Check each line of the records for "нояб"; collect those that have it.
****************
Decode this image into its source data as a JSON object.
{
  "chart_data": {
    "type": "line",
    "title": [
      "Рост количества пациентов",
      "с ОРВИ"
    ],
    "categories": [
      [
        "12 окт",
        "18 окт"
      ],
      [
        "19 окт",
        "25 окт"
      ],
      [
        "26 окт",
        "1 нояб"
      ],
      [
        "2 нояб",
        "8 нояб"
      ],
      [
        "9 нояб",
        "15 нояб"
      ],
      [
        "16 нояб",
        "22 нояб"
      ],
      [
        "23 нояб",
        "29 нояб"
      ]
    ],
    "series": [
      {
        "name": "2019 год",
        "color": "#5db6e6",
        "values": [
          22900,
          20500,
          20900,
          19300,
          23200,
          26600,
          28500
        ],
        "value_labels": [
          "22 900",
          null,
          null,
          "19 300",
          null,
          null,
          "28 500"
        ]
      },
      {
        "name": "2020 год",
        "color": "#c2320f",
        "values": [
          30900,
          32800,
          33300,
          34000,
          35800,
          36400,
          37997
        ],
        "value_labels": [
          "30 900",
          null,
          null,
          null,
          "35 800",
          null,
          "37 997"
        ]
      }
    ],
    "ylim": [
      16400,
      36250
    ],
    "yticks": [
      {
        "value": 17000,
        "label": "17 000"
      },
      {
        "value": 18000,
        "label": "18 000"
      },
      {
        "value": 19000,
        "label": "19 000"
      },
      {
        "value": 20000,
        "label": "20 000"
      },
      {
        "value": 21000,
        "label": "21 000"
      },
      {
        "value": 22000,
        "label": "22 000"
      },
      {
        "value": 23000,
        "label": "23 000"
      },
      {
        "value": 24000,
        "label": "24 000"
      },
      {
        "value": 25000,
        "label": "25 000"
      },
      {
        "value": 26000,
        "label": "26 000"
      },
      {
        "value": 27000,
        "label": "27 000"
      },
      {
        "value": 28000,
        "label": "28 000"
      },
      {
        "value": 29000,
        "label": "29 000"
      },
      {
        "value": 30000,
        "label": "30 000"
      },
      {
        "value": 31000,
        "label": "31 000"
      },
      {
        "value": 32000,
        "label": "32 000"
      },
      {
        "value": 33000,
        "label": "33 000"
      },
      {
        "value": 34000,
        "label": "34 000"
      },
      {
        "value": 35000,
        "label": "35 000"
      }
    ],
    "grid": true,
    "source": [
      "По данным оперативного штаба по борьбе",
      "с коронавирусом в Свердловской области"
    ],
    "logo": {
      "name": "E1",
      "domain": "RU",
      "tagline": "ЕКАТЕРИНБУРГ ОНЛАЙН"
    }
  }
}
****************
▶ [Solution to this task]
        "1 нояб"
        "2 нояб",
        "8 нояб"
        "9 нояб",
        "15 нояб"
        "16 нояб",
        "22 нояб"
        "23 нояб",
        "29 нояб"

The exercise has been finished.